• _Instruction_: Copy each line of the records that contains the word "speech".

• _Records supplied_:
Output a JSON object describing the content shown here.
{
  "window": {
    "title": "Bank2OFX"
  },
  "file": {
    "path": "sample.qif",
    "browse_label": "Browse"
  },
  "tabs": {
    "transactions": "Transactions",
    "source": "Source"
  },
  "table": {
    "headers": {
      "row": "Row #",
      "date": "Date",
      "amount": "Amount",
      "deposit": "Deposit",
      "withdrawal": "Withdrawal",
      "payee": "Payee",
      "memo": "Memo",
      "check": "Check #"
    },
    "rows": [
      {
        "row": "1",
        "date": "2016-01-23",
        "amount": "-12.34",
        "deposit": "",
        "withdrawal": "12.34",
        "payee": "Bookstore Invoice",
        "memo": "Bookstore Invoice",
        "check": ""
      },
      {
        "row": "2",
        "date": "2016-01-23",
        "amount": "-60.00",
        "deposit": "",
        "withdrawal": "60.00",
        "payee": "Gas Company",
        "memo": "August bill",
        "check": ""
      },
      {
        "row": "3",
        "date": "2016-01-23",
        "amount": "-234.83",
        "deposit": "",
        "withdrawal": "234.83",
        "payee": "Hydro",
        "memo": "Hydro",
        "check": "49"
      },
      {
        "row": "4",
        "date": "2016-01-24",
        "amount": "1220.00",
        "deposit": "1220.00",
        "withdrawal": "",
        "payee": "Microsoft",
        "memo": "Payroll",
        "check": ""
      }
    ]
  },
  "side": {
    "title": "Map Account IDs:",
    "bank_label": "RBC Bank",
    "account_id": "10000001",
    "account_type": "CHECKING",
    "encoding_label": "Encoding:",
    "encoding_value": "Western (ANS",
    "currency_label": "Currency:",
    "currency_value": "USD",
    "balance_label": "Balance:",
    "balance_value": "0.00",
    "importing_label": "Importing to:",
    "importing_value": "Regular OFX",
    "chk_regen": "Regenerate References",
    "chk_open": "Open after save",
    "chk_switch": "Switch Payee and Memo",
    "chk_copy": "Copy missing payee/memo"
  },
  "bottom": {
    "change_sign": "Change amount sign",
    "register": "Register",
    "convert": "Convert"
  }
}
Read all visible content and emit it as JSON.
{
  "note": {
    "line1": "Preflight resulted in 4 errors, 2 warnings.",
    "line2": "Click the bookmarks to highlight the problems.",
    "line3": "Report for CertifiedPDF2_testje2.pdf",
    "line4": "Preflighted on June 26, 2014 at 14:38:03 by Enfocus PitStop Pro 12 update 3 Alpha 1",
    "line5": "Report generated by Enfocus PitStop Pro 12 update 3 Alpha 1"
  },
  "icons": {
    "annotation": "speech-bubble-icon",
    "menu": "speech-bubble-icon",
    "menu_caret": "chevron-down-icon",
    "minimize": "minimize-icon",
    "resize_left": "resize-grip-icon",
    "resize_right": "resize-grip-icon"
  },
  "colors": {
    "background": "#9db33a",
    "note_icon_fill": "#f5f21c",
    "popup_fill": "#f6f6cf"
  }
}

• _Response below_:
    "annotation": "speech-bubble-icon",
    "menu": "speech-bubble-icon",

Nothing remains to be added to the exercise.